EXERCISE AIM: Copy every line of the data exactly, leaving nothing out.

LISTING:
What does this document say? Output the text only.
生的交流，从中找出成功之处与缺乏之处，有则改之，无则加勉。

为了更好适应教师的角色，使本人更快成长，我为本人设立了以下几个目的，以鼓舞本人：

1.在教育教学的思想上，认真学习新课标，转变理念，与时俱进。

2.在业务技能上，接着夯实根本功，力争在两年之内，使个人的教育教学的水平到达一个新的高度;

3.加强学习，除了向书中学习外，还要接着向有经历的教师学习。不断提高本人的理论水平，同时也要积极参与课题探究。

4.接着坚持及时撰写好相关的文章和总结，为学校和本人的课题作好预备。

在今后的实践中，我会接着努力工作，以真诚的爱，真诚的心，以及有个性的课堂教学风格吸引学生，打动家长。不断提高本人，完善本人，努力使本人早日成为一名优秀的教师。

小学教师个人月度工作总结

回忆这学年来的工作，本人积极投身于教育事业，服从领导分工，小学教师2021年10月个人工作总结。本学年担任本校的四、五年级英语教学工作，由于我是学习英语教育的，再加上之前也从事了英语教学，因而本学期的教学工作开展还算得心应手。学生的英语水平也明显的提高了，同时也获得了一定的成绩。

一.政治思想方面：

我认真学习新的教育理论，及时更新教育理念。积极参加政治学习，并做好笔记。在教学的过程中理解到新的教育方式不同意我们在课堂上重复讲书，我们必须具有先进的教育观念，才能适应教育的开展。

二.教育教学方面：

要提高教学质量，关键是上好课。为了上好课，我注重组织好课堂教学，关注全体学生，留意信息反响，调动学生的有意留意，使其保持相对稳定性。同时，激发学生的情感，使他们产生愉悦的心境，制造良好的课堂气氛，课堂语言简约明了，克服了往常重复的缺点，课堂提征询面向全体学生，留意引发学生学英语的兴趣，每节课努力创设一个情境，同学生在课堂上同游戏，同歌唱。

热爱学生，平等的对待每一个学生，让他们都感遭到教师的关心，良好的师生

EXERCISE SOLUTION:
What does this document say? Output the text only.
生的交流，从中找出成功之处与缺乏之处，有则改之，无则加勉。

为了更好适应教师的角色，使本人更快成长，我为本人设立了以下几个目的，以鼓舞本人：

1.在教育教学的思想上，认真学习新课标，转变理念，与时俱进。

2.在业务技能上，接着夯实根本功，力争在两年之内，使个人的教育教学的水平到达一个新的高度;

3.加强学习，除了向书中学习外，还要接着向有经历的教师学习。不断提高本人的理论水平，同时也要积极参与课题探究。

4.接着坚持及时撰写好相关的文章和总结，为学校和本人的课题作好预备。

在今后的实践中，我会接着努力工作，以真诚的爱，真诚的心，以及有个性的课堂教学风格吸引学生，打动家长。不断提高本人，完善本人，努力使本人早日成为一名优秀的教师。

小学教师个人月度工作总结

回忆这学年来的工作，本人积极投身于教育事业，服从领导分工，小学教师2021年10月个人工作总结。本学年担任本校的四、五年级英语教学工作，由于我是学习英语教育的，再加上之前也从事了英语教学，因而本学期的教学工作开展还算得心应手。学生的英语水平也明显的提高了，同时也获得了一定的成绩。

一.政治思想方面：

我认真学习新的教育理论，及时更新教育理念。积极参加政治学习，并做好笔记。在教学的过程中理解到新的教育方式不同意我们在课堂上重复讲书，我们必须具有先进的教育观念，才能适应教育的开展。

二.教育教学方面：

要提高教学质量，关键是上好课。为了上好课，我注重组织好课堂教学，关注全体学生，留意信息反响，调动学生的有意留意，使其保持相对稳定性。同时，激发学生的情感，使他们产生愉悦的心境，制造良好的课堂气氛，课堂语言简约明了，克服了往常重复的缺点，课堂提征询面向全体学生，留意引发学生学英语的兴趣，每节课努力创设一个情境，同学生在课堂上同游戏，同歌唱。

热爱学生，平等的对待每一个学生，让他们都感遭到教师的关心，良好的师生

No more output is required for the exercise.